### Material provided ###
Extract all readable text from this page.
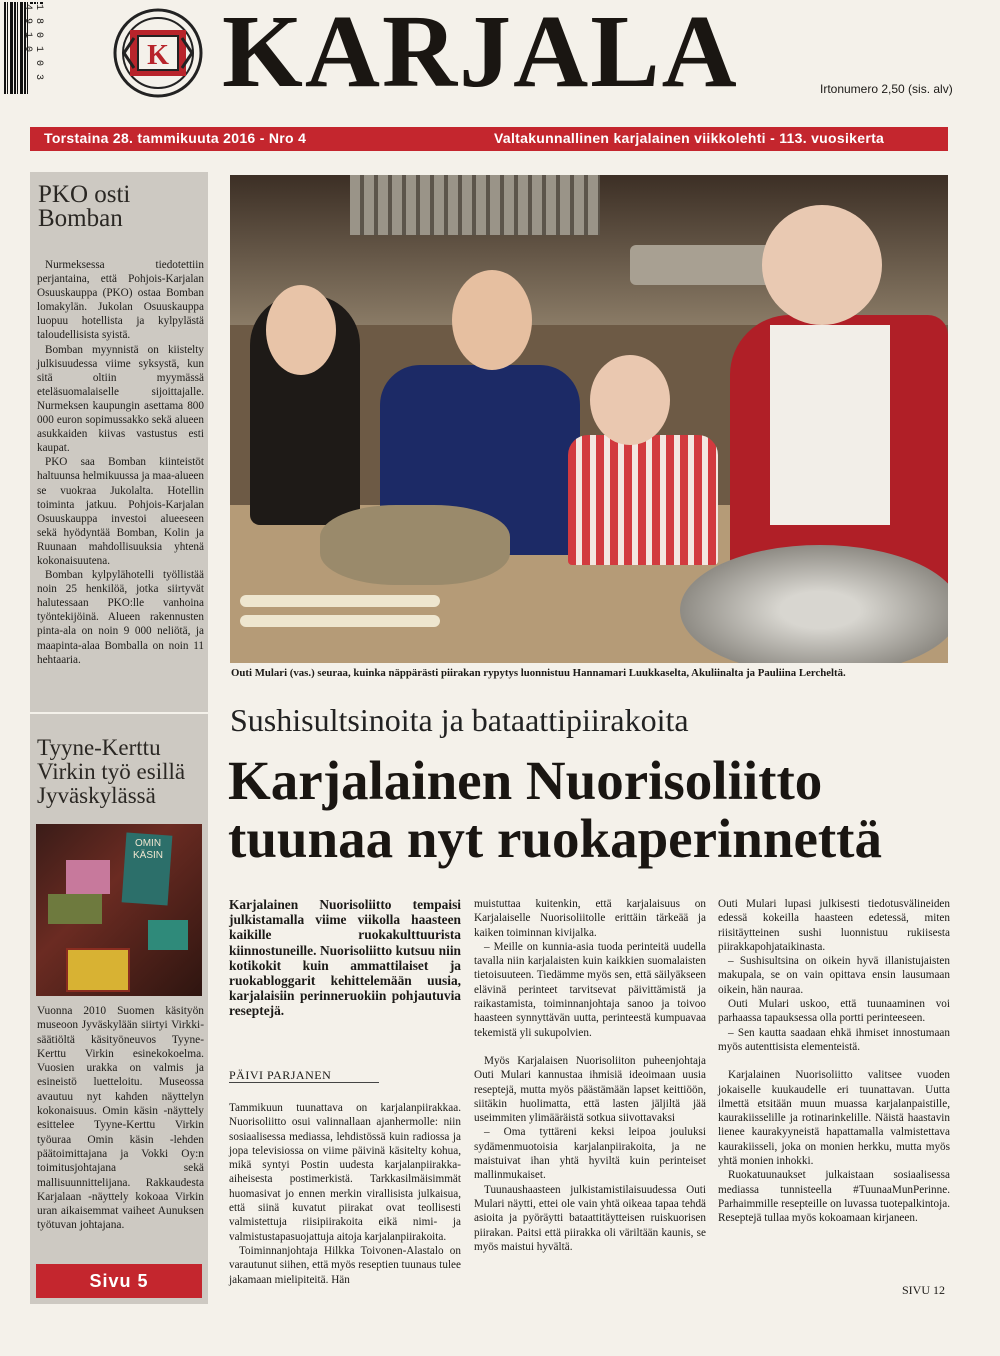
1 8 0 1 0 3 4 9 1 0
K KARJALA	Irtonumero 2,50 (sis. alv)
Torstaina 28. tammikuuta 2016 - Nro 4	Valtakunnallinen karjalainen viikkolehti - 113. vuosikerta
PKO osti
Bomban

Nurmeksessa tiedotettiin perjantaina, että Pohjois-Karjalan Osuuskauppa (PKO) ostaa Bomban lomakylän. Jukolan Osuuskauppa luopuu hotellista ja kylpylästä taloudellisista syistä.

Bomban myynnistä on kiistelty julkisuudessa viime syksystä, kun sitä oltiin myymässä eteläsuomalaiselle sijoittajalle. Nurmeksen kaupungin asettama 800 000 euron sopimussakko sekä alueen asukkaiden kiivas vastustus esti kaupat.

PKO saa Bomban kiinteistöt haltuunsa helmikuussa ja maa-alueen se vuokraa Jukolalta. Hotellin toiminta jatkuu. Pohjois-Karjalan Osuuskauppa investoi alueeseen sekä hyödyntää Bomban, Kolin ja Ruunaan mahdollisuuksia yhtenä kokonaisuutena.

Bomban kylpylähotelli työllistää noin 25 henkilöä, jotka siirtyvät halutessaan PKO:lle vanhoina työntekijöinä. Alueen rakennusten pinta-ala on noin 9 000 neliötä, ja maapinta-alaa Bomballa on noin 11 hehtaaria.

Tyyne-Kerttu
Virkin työ esillä
Jyväskylässä
OMIN KÄSIN

Vuonna 2010 Suomen käsityön museoon Jyväskylään siirtyi Virkki-säätiöltä käsityöneuvos Tyyne-Kerttu Virkin esinekokoelma. Vuosien urakka on valmis ja esineistö luetteloitu. Museossa avautuu nyt kahden näyttelyn kokonaisuus. Omin käsin -näyttely esittelee Tyyne-Kerttu Virkin työuraa Omin käsin -lehden päätoimittajana ja Vokki Oy:n toimitusjohtajana sekä mallisuunnittelijana. Rakkaudesta Karjalaan -näyttely kokoaa Virkin uran aikaisemmat vaiheet Aunuksen työtuvan johtajana.

Sivu 5
Outi Mulari (vas.) seuraa, kuinka näppärästi piirakan rypytys luonnistuu Hannamari Luukkaselta, Akuliinalta ja Pauliina Lercheltä.
Sushisultsinoita ja bataattipiirakoita
Karjalainen Nuorisoliitto
tuunaa nyt ruokaperinnettä
Karjalainen Nuorisoliitto tempaisi julkistamalla viime viikolla haasteen kaikille ruokakulttuurista kiinnostuneille. Nuorisoliitto kutsuu niin kotikokit kuin ammattilaiset ja ruokabloggarit kehittelemään uusia, karjalaisiin perinneruokiin pohjautuvia reseptejä.
PÄIVI PARJANEN

Tammikuun tuunattava on karjalanpiirakkaa. Nuorisoliitto osui valinnallaan ajanhermolle: niin sosiaalisessa mediassa, lehdistössä kuin radiossa ja jopa televisiossa on viime päivinä käsitelty kohua, mikä syntyi Postin uudesta karjalanpiirakka-aiheisesta postimerkistä. Tarkkasilmäisimmät huomasivat jo ennen merkin virallisista julkaisua, että siinä kuvatut piirakat ovat teollisesti valmistettuja riisipiirakoita eikä nimi- ja valmistustapasuojattuja aitoja karjalanpiirakoita.

Toiminnanjohtaja Hilkka Toivonen-Alastalo on varautunut siihen, että myös reseptien tuunaus tulee jakamaan mielipiteitä. Hän

muistuttaa kuitenkin, että karjalaisuus on Karjalaiselle Nuorisoliitolle erittäin tärkeää ja kaiken toiminnan kivijalka.

– Meille on kunnia-asia tuoda perinteitä uudella tavalla niin karjalaisten kuin kaikkien suomalaisten tietoisuuteen. Tiedämme myös sen, että säilyäkseen elävinä perinteet tarvitsevat päivittämistä ja raikastamista, toiminnanjohtaja sanoo ja toivoo haasteen synnyttävän uutta, perinteestä kumpuavaa tekemistä yli sukupolvien.

Myös Karjalaisen Nuorisoliiton puheenjohtaja Outi Mulari kannustaa ihmisiä ideoimaan uusia reseptejä, mutta myös päästämään lapset keittiöön, siitäkin huolimatta, että lasten jäljiltä jää useimmiten ylimääräistä sotkua siivottavaksi

– Oma tyttäreni keksi leipoa jouluksi sydämenmuotoisia karjalanpiirakoita, ja ne maistuivat ihan yhtä hyviltä kuin perinteiset mallinmukaiset.

Tuunaushaasteen julkistamistilaisuudessa Outi Mulari näytti, ettei ole vain yhtä oikeaa tapaa tehdä asioita ja pyöräytti bataattitäytteisen ruiskuorisen piirakan. Paitsi että piirakka oli väriltään kaunis, se myös maistui hyvältä.

Outi Mulari lupasi julkisesti tiedotusvälineiden edessä kokeilla haasteen edetessä, miten riisitäytteinen sushi luonnistuu rukiisesta piirakkapohjataikinasta.

– Sushisultsina on oikein hyvä illanistujaisten makupala, se on vain opittava ensin lausumaan oikein, hän nauraa.

Outi Mulari uskoo, että tuunaaminen voi parhaassa tapauksessa olla portti perinteeseen.

– Sen kautta saadaan ehkä ihmiset innostumaan myös autenttisista elementeistä.

Karjalainen Nuorisoliitto valitsee vuoden jokaiselle kuukaudelle eri tuunattavan. Uutta ilmettä etsitään muun muassa karjalanpaistille, kaurakiisselille ja rotinarinkelille. Näistä haastavin lienee kaurakyyneistä hapattamalla valmistettava kaurakiisseli, joka on monien herkku, mutta myös yhtä monien inhokki.

Ruokatuunaukset julkaistaan sosiaalisessa mediassa tunnisteella #TuunaaMunPerinne. Parhaimmille resepteille on luvassa tuotepalkintoja. Reseptejä tullaa myös kokoamaan kirjaneen.

SIVU 12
###
**Task**
Make an exact copy of every entry above, minus the images.

**Response to the exercise**
Extract all readable text from this page.
1 8 0 1 0 3 4 9 1 0
K KARJALA	Irtonumero 2,50 (sis. alv)
Torstaina 28. tammikuuta 2016 - Nro 4	Valtakunnallinen karjalainen viikkolehti - 113. vuosikerta
PKO osti
Bomban

Nurmeksessa tiedotettiin perjantaina, että Pohjois-Karjalan Osuuskauppa (PKO) ostaa Bomban lomakylän. Jukolan Osuuskauppa luopuu hotellista ja kylpylästä taloudellisista syistä.

Bomban myynnistä on kiistelty julkisuudessa viime syksystä, kun sitä oltiin myymässä eteläsuomalaiselle sijoittajalle. Nurmeksen kaupungin asettama 800 000 euron sopimussakko sekä alueen asukkaiden kiivas vastustus esti kaupat.

PKO saa Bomban kiinteistöt haltuunsa helmikuussa ja maa-alueen se vuokraa Jukolalta. Hotellin toiminta jatkuu. Pohjois-Karjalan Osuuskauppa investoi alueeseen sekä hyödyntää Bomban, Kolin ja Ruunaan mahdollisuuksia yhtenä kokonaisuutena.

Bomban kylpylähotelli työllistää noin 25 henkilöä, jotka siirtyvät halutessaan PKO:lle vanhoina työntekijöinä. Alueen rakennusten pinta-ala on noin 9 000 neliötä, ja maapinta-alaa Bomballa on noin 11 hehtaaria.

Tyyne-Kerttu
Virkin työ esillä
Jyväskylässä
OMIN KÄSIN

Vuonna 2010 Suomen käsityön museoon Jyväskylään siirtyi Virkki-säätiöltä käsityöneuvos Tyyne-Kerttu Virkin esinekokoelma. Vuosien urakka on valmis ja esineistö luetteloitu. Museossa avautuu nyt kahden näyttelyn kokonaisuus. Omin käsin -näyttely esittelee Tyyne-Kerttu Virkin työuraa Omin käsin -lehden päätoimittajana ja Vokki Oy:n toimitusjohtajana sekä mallisuunnittelijana. Rakkaudesta Karjalaan -näyttely kokoaa Virkin uran aikaisemmat vaiheet Aunuksen työtuvan johtajana.

Sivu 5
Outi Mulari (vas.) seuraa, kuinka näppärästi piirakan rypytys luonnistuu Hannamari Luukkaselta, Akuliinalta ja Pauliina Lercheltä.
Sushisultsinoita ja bataattipiirakoita
Karjalainen Nuorisoliitto
tuunaa nyt ruokaperinnettä
Karjalainen Nuorisoliitto tempaisi julkistamalla viime viikolla haasteen kaikille ruokakulttuurista kiinnostuneille. Nuorisoliitto kutsuu niin kotikokit kuin ammattilaiset ja ruokabloggarit kehittelemään uusia, karjalaisiin perinneruokiin pohjautuvia reseptejä.
PÄIVI PARJANEN

Tammikuun tuunattava on karjalanpiirakkaa. Nuorisoliitto osui valinnallaan ajanhermolle: niin sosiaalisessa mediassa, lehdistössä kuin radiossa ja jopa televisiossa on viime päivinä käsitelty kohua, mikä syntyi Postin uudesta karjalanpiirakka-aiheisesta postimerkistä. Tarkkasilmäisimmät huomasivat jo ennen merkin virallisista julkaisua, että siinä kuvatut piirakat ovat teollisesti valmistettuja riisipiirakoita eikä nimi- ja valmistustapasuojattuja aitoja karjalanpiirakoita.

Toiminnanjohtaja Hilkka Toivonen-Alastalo on varautunut siihen, että myös reseptien tuunaus tulee jakamaan mielipiteitä. Hän

muistuttaa kuitenkin, että karjalaisuus on Karjalaiselle Nuorisoliitolle erittäin tärkeää ja kaiken toiminnan kivijalka.

– Meille on kunnia-asia tuoda perinteitä uudella tavalla niin karjalaisten kuin kaikkien suomalaisten tietoisuuteen. Tiedämme myös sen, että säilyäkseen elävinä perinteet tarvitsevat päivittämistä ja raikastamista, toiminnanjohtaja sanoo ja toivoo haasteen synnyttävän uutta, perinteestä kumpuavaa tekemistä yli sukupolvien.

Myös Karjalaisen Nuorisoliiton puheenjohtaja Outi Mulari kannustaa ihmisiä ideoimaan uusia reseptejä, mutta myös päästämään lapset keittiöön, siitäkin huolimatta, että lasten jäljiltä jää useimmiten ylimääräistä sotkua siivottavaksi

– Oma tyttäreni keksi leipoa jouluksi sydämenmuotoisia karjalanpiirakoita, ja ne maistuivat ihan yhtä hyviltä kuin perinteiset mallinmukaiset.

Tuunaushaasteen julkistamistilaisuudessa Outi Mulari näytti, ettei ole vain yhtä oikeaa tapaa tehdä asioita ja pyöräytti bataattitäytteisen ruiskuorisen piirakan. Paitsi että piirakka oli väriltään kaunis, se myös maistui hyvältä.

Outi Mulari lupasi julkisesti tiedotusvälineiden edessä kokeilla haasteen edetessä, miten riisitäytteinen sushi luonnistuu rukiisesta piirakkapohjataikinasta.

– Sushisultsina on oikein hyvä illanistujaisten makupala, se on vain opittava ensin lausumaan oikein, hän nauraa.

Outi Mulari uskoo, että tuunaaminen voi parhaassa tapauksessa olla portti perinteeseen.

– Sen kautta saadaan ehkä ihmiset innostumaan myös autenttisista elementeistä.

Karjalainen Nuorisoliitto valitsee vuoden jokaiselle kuukaudelle eri tuunattavan. Uutta ilmettä etsitään muun muassa karjalanpaistille, kaurakiisselille ja rotinarinkelille. Näistä haastavin lienee kaurakyyneistä hapattamalla valmistettava kaurakiisseli, joka on monien herkku, mutta myös yhtä monien inhokki.

Ruokatuunaukset julkaistaan sosiaalisessa mediassa tunnisteella #TuunaaMunPerinne. Parhaimmille resepteille on luvassa tuotepalkintoja. Reseptejä tullaa myös kokoamaan kirjaneen.

SIVU 12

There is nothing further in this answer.